Stored items from a collection
● ● ●

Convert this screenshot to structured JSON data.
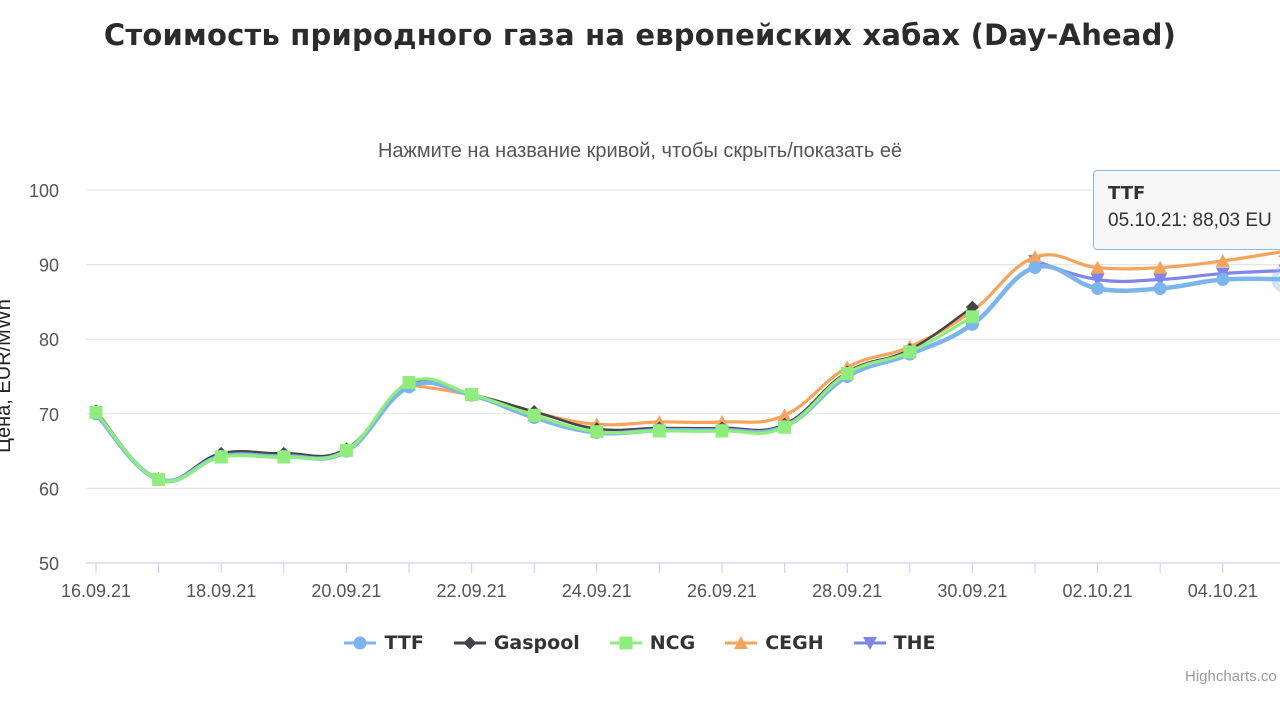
{
  "title": "Стоимость природного газа на европейских хабах (Day-Ahead)",
  "subtitle": "Нажмите на название кривой, чтобы скрыть/показать её",
  "credits": "Highcharts.co",
  "tooltip": {
    "series": "TTF",
    "text": "05.10.21: 88,03 EU"
  },
  "chart_data": {
    "type": "line",
    "title": "Стоимость природного газа на европейских хабах (Day-Ahead)",
    "subtitle": "Нажмите на название кривой, чтобы скрыть/показать её",
    "ylabel": "Цена, EUR/MWh",
    "xlabel": "",
    "ylim": [
      50,
      100
    ],
    "yticks": [
      50,
      60,
      70,
      80,
      90,
      100
    ],
    "grid": true,
    "legend_position": "bottom",
    "x": [
      "16.09.21",
      "17.09.21",
      "18.09.21",
      "19.09.21",
      "20.09.21",
      "21.09.21",
      "22.09.21",
      "23.09.21",
      "24.09.21",
      "25.09.21",
      "26.09.21",
      "27.09.21",
      "28.09.21",
      "29.09.21",
      "30.09.21",
      "01.10.21",
      "02.10.21",
      "03.10.21",
      "04.10.21",
      "05.10.21"
    ],
    "xtick_labels": [
      "16.09.21",
      "18.09.21",
      "20.09.21",
      "22.09.21",
      "24.09.21",
      "26.09.21",
      "28.09.21",
      "30.09.21",
      "02.10.21",
      "04.10.21"
    ],
    "series": [
      {
        "name": "TTF",
        "color": "#7cb5ec",
        "marker": "circle",
        "values": [
          70.0,
          61.2,
          64.3,
          64.3,
          65.0,
          73.6,
          72.5,
          69.5,
          67.5,
          67.8,
          67.8,
          68.3,
          75.0,
          78.0,
          82.0,
          89.6,
          86.8,
          86.8,
          88.0,
          88.03
        ]
      },
      {
        "name": "Gaspool",
        "color": "#434348",
        "marker": "diamond",
        "values": [
          70.4,
          61.3,
          64.7,
          64.7,
          65.3,
          74.0,
          72.6,
          70.3,
          68.0,
          68.1,
          68.1,
          68.6,
          75.6,
          78.6,
          84.3,
          null,
          null,
          null,
          null,
          null
        ]
      },
      {
        "name": "NCG",
        "color": "#90ed7d",
        "marker": "square",
        "values": [
          70.2,
          61.2,
          64.2,
          64.2,
          65.1,
          74.2,
          72.6,
          69.8,
          67.6,
          67.7,
          67.7,
          68.2,
          75.4,
          78.3,
          83.0,
          null,
          null,
          null,
          null,
          null
        ]
      },
      {
        "name": "CEGH",
        "color": "#f7a35c",
        "marker": "triangle",
        "values": [
          null,
          null,
          null,
          null,
          null,
          73.9,
          72.5,
          70.2,
          68.6,
          68.9,
          68.9,
          69.8,
          76.2,
          79.0,
          83.8,
          91.0,
          89.6,
          89.6,
          90.5,
          91.8
        ]
      },
      {
        "name": "THE",
        "color": "#8085e9",
        "marker": "triangle-down",
        "values": [
          null,
          null,
          null,
          null,
          null,
          null,
          null,
          null,
          null,
          null,
          null,
          null,
          null,
          null,
          null,
          90.5,
          88.0,
          88.0,
          88.8,
          89.2
        ]
      }
    ]
  }
}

● ● ●

WHAT IS ASKED —
Repeat the material above verbatim, with no pictures in the output.

SOLUTION TO THE PROBLEM —
Convert this screenshot to structured JSON data.
{
  "title": "Стоимость природного газа на европейских хабах (Day-Ahead)",
  "subtitle": "Нажмите на название кривой, чтобы скрыть/показать её",
  "credits": "Highcharts.co",
  "tooltip": {
    "series": "TTF",
    "text": "05.10.21: 88,03 EU"
  },
  "chart_data": {
    "type": "line",
    "title": "Стоимость природного газа на европейских хабах (Day-Ahead)",
    "subtitle": "Нажмите на название кривой, чтобы скрыть/показать её",
    "ylabel": "Цена, EUR/MWh",
    "xlabel": "",
    "ylim": [
      50,
      100
    ],
    "yticks": [
      50,
      60,
      70,
      80,
      90,
      100
    ],
    "grid": true,
    "legend_position": "bottom",
    "x": [
      "16.09.21",
      "17.09.21",
      "18.09.21",
      "19.09.21",
      "20.09.21",
      "21.09.21",
      "22.09.21",
      "23.09.21",
      "24.09.21",
      "25.09.21",
      "26.09.21",
      "27.09.21",
      "28.09.21",
      "29.09.21",
      "30.09.21",
      "01.10.21",
      "02.10.21",
      "03.10.21",
      "04.10.21",
      "05.10.21"
    ],
    "xtick_labels": [
      "16.09.21",
      "18.09.21",
      "20.09.21",
      "22.09.21",
      "24.09.21",
      "26.09.21",
      "28.09.21",
      "30.09.21",
      "02.10.21",
      "04.10.21"
    ],
    "series": [
      {
        "name": "TTF",
        "color": "#7cb5ec",
        "marker": "circle",
        "values": [
          70.0,
          61.2,
          64.3,
          64.3,
          65.0,
          73.6,
          72.5,
          69.5,
          67.5,
          67.8,
          67.8,
          68.3,
          75.0,
          78.0,
          82.0,
          89.6,
          86.8,
          86.8,
          88.0,
          88.03
        ]
      },
      {
        "name": "Gaspool",
        "color": "#434348",
        "marker": "diamond",
        "values": [
          70.4,
          61.3,
          64.7,
          64.7,
          65.3,
          74.0,
          72.6,
          70.3,
          68.0,
          68.1,
          68.1,
          68.6,
          75.6,
          78.6,
          84.3,
          null,
          null,
          null,
          null,
          null
        ]
      },
      {
        "name": "NCG",
        "color": "#90ed7d",
        "marker": "square",
        "values": [
          70.2,
          61.2,
          64.2,
          64.2,
          65.1,
          74.2,
          72.6,
          69.8,
          67.6,
          67.7,
          67.7,
          68.2,
          75.4,
          78.3,
          83.0,
          null,
          null,
          null,
          null,
          null
        ]
      },
      {
        "name": "CEGH",
        "color": "#f7a35c",
        "marker": "triangle",
        "values": [
          null,
          null,
          null,
          null,
          null,
          73.9,
          72.5,
          70.2,
          68.6,
          68.9,
          68.9,
          69.8,
          76.2,
          79.0,
          83.8,
          91.0,
          89.6,
          89.6,
          90.5,
          91.8
        ]
      },
      {
        "name": "THE",
        "color": "#8085e9",
        "marker": "triangle-down",
        "values": [
          null,
          null,
          null,
          null,
          null,
          null,
          null,
          null,
          null,
          null,
          null,
          null,
          null,
          null,
          null,
          90.5,
          88.0,
          88.0,
          88.8,
          89.2
        ]
      }
    ]
  }
}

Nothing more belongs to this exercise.